EXERCISE. The answer must be every entry below, word for word, with the pictures left out.
-- RECORD EXTRACTS follows --
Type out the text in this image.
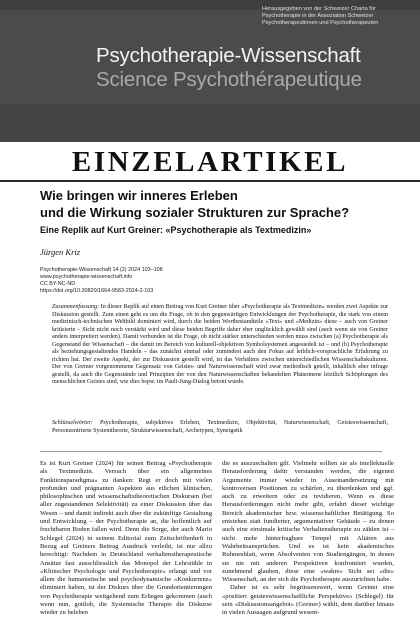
Herausgegeben von der Schweizer Charta für
Psychotherapie in der Assoziation Schweizer
Psychotherapeutinnen und Psychotherapeuten
Psychotherapie-Wissenschaft
Science Psychothérapeutique
EINZELARTIKEL
Wie bringen wir inneres Erleben
und die Wirkung sozialer Strukturen zur Sprache?
Eine Replik auf Kurt Greiner: «Psychotherapie als Textmedizin»
Jürgen Kriz
Psychotherapie-Wissenschaft 14 (2) 2024 103–108
www.psychotherapie-wissenschaft.info
CC BY-NC-ND
https://doi.org/10.30820/1664-9583-2024-2-103
Zusammenfassung: In dieser Replik auf einen Beitrag von Kurt Greiner über «Psychotherapie als Textmedizin» werden zwei Aspekte zur Diskussion gestellt. Zum einen geht es um die Frage, ob in den gegenwärtigen Entwicklungen der Psychotherapie, die stark von einem medizinisch-technischen Weltbild dominiert wird, durch die beiden Wortbestandteile «Text» und «Medizin» diese – auch von Greiner kritisierte – Sicht nicht noch verstärkt wird und diese beiden Begriffe daher eher unglücklich gewählt sind (auch wenn sie von Greiner anders interpretiert werden). Damit verbunden ist die Frage, ob nicht stärker unterschieden werden muss zwischen (a) Psychotherapie als Gegenstand der Wissenschaft – die damit im Bereich von kulturell-objektiven Symbolsystemen angesiedelt ist – und (b) Psychotherapie als beziehungsgestaltendes Handeln – das zunächst einmal oder zumindest auch den Fokus auf leiblich-vorsprachliche Erfahrung zu richten hat. Der zweite Aspekt, der zur Diskussion gestellt wird, ist das Verhältnis zwischen unterschiedlichen Wissenschaftskulturen. Der von Greiner vorgenommene Gegensatz von Geistes- und Naturwissenschaft wird zwar methodisch geteilt, inhaltlich aber infrage gestellt, da auch die Gegenstände und Prinzipien der von den Naturwissenschaften behandelten Phänomene letztlich Schöpfungen des menschlichen Geistes sind, wie dies bspw. im Pauli-Jung-Dialog betont wurde.
Schlüsselwörter: Psychotherapie, subjektives Erleben, Textmedizin, Objektivität, Naturwissenschaft, Geisteswissenschaft, Personzentrierte Systemtheorie, Strukturwissenschaft, Archetypen, Synergetik

Es ist Kurt Greiner (2024) für seinen Beitrag «Psychotherapie als Textmedizin. Versuch über ein allgemeines Funktionsparadigma» zu danken: Regt er doch mit vielen profunden und prägnanten Aspekten aus etlichen klinischen, philosophischen und wissenschaftstheoretischen Diskursen (bei aller zugestandenen Selektivität) zu einer Diskussion über das Wesen – und damit indirekt auch über die zukünftige Gestaltung und Entwicklung – der Psychotherapie an, die hoffentlich auf fruchtbaren Boden fallen wird. Denn die Sorge, der auch Mario Schlegel (2024) in seinem Editorial zum Zeitschriftenheft in Bezug auf Greiners Beitrag Ausdruck verleiht, ist nur allzu berechtigt: Nachdem in Deutschland verhaltenstherapeutische Ansätze fast ausschliesslich das Monopol der Lehrstühle in «Klinischer Psychologie und Psychotherapie» erlangt und vor allem die humanistische und psychodynamische «Konkurrenz» eliminiert haben, ist der Diskurs über die Grundorientierungen von Psychotherapie weitgehend zum Erliegen gekommen (auch wenn nun, gottlob, die Systemische Therapie die Diskurse wieder zu beleben

die es auszuschalten gilt. Vielmehr sollten sie als intellektuelle Herausforderung dafür verstanden werden, die eigenen Argumente immer wieder in Auseinandersetzung mit kontroversen Positionen zu schärfen, zu überdenken und ggf. auch zu erweitern oder zu revidieren. Wenn es diese Herausforderungen nicht mehr gibt, erfahrt dieser wichtige Bereich akademischer bzw. wissenschaftlicher Betätigung. So entstehen statt fundierter, argumentativer Gebäude – zu denen auch eine einstmals kritische Verhaltenstherapie zu zählen ist – nicht mehr hinterfragbare Tempel mit Altären aus Wahrheitsansprüchen. Und es ist kein akademisches Ruhmesblatt, wenn Absolventen von Studiengängen, in denen sie nie mit anderen Perspektiven konfrontiert wurden, zunehmend glauben, diese eine «wahre» Sicht sei «die» Wissenschaft, an der sich die Psychotherapie auszurichten habe.

Daher ist es sehr begrüssenswert, wenn Greiner eine «positiert geisteswissenschaftliche Perspektive» (Schlegel) für sein «Diskussionsangebot» (Greiner) wählt, dem darüber hinaus in vielen Aussagen aufgrund wesent-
-- RECORD EXTRACTS concluded --
ANSWER.
Type out the text in this image.
Herausgegeben von der Schweizer Charta für
Psychotherapie in der Assoziation Schweizer
Psychotherapeutinnen und Psychotherapeuten
Psychotherapie-Wissenschaft
Science Psychothérapeutique
EINZELARTIKEL
Wie bringen wir inneres Erleben
und die Wirkung sozialer Strukturen zur Sprache?
Eine Replik auf Kurt Greiner: «Psychotherapie als Textmedizin»
Jürgen Kriz
Psychotherapie-Wissenschaft 14 (2) 2024 103–108
www.psychotherapie-wissenschaft.info
CC BY-NC-ND
https://doi.org/10.30820/1664-9583-2024-2-103
Zusammenfassung: In dieser Replik auf einen Beitrag von Kurt Greiner über «Psychotherapie als Textmedizin» werden zwei Aspekte zur Diskussion gestellt. Zum einen geht es um die Frage, ob in den gegenwärtigen Entwicklungen der Psychotherapie, die stark von einem medizinisch-technischen Weltbild dominiert wird, durch die beiden Wortbestandteile «Text» und «Medizin» diese – auch von Greiner kritisierte – Sicht nicht noch verstärkt wird und diese beiden Begriffe daher eher unglücklich gewählt sind (auch wenn sie von Greiner anders interpretiert werden). Damit verbunden ist die Frage, ob nicht stärker unterschieden werden muss zwischen (a) Psychotherapie als Gegenstand der Wissenschaft – die damit im Bereich von kulturell-objektiven Symbolsystemen angesiedelt ist – und (b) Psychotherapie als beziehungsgestaltendes Handeln – das zunächst einmal oder zumindest auch den Fokus auf leiblich-vorsprachliche Erfahrung zu richten hat. Der zweite Aspekt, der zur Diskussion gestellt wird, ist das Verhältnis zwischen unterschiedlichen Wissenschaftskulturen. Der von Greiner vorgenommene Gegensatz von Geistes- und Naturwissenschaft wird zwar methodisch geteilt, inhaltlich aber infrage gestellt, da auch die Gegenstände und Prinzipien der von den Naturwissenschaften behandelten Phänomene letztlich Schöpfungen des menschlichen Geistes sind, wie dies bspw. im Pauli-Jung-Dialog betont wurde.
Schlüsselwörter: Psychotherapie, subjektives Erleben, Textmedizin, Objektivität, Naturwissenschaft, Geisteswissenschaft, Personzentrierte Systemtheorie, Strukturwissenschaft, Archetypen, Synergetik

Es ist Kurt Greiner (2024) für seinen Beitrag «Psychotherapie als Textmedizin. Versuch über ein allgemeines Funktionsparadigma» zu danken: Regt er doch mit vielen profunden und prägnanten Aspekten aus etlichen klinischen, philosophischen und wissenschaftstheoretischen Diskursen (bei aller zugestandenen Selektivität) zu einer Diskussion über das Wesen – und damit indirekt auch über die zukünftige Gestaltung und Entwicklung – der Psychotherapie an, die hoffentlich auf fruchtbaren Boden fallen wird. Denn die Sorge, der auch Mario Schlegel (2024) in seinem Editorial zum Zeitschriftenheft in Bezug auf Greiners Beitrag Ausdruck verleiht, ist nur allzu berechtigt: Nachdem in Deutschland verhaltenstherapeutische Ansätze fast ausschliesslich das Monopol der Lehrstühle in «Klinischer Psychologie und Psychotherapie» erlangt und vor allem die humanistische und psychodynamische «Konkurrenz» eliminiert haben, ist der Diskurs über die Grundorientierungen von Psychotherapie weitgehend zum Erliegen gekommen (auch wenn nun, gottlob, die Systemische Therapie die Diskurse wieder zu beleben

die es auszuschalten gilt. Vielmehr sollten sie als intellektuelle Herausforderung dafür verstanden werden, die eigenen Argumente immer wieder in Auseinandersetzung mit kontroversen Positionen zu schärfen, zu überdenken und ggf. auch zu erweitern oder zu revidieren. Wenn es diese Herausforderungen nicht mehr gibt, erfahrt dieser wichtige Bereich akademischer bzw. wissenschaftlicher Betätigung. So entstehen statt fundierter, argumentativer Gebäude – zu denen auch eine einstmals kritische Verhaltenstherapie zu zählen ist – nicht mehr hinterfragbare Tempel mit Altären aus Wahrheitsansprüchen. Und es ist kein akademisches Ruhmesblatt, wenn Absolventen von Studiengängen, in denen sie nie mit anderen Perspektiven konfrontiert wurden, zunehmend glauben, diese eine «wahre» Sicht sei «die» Wissenschaft, an der sich die Psychotherapie auszurichten habe.

Daher ist es sehr begrüssenswert, wenn Greiner eine «positiert geisteswissenschaftliche Perspektive» (Schlegel) für sein «Diskussionsangebot» (Greiner) wählt, dem darüber hinaus in vielen Aussagen aufgrund wesent-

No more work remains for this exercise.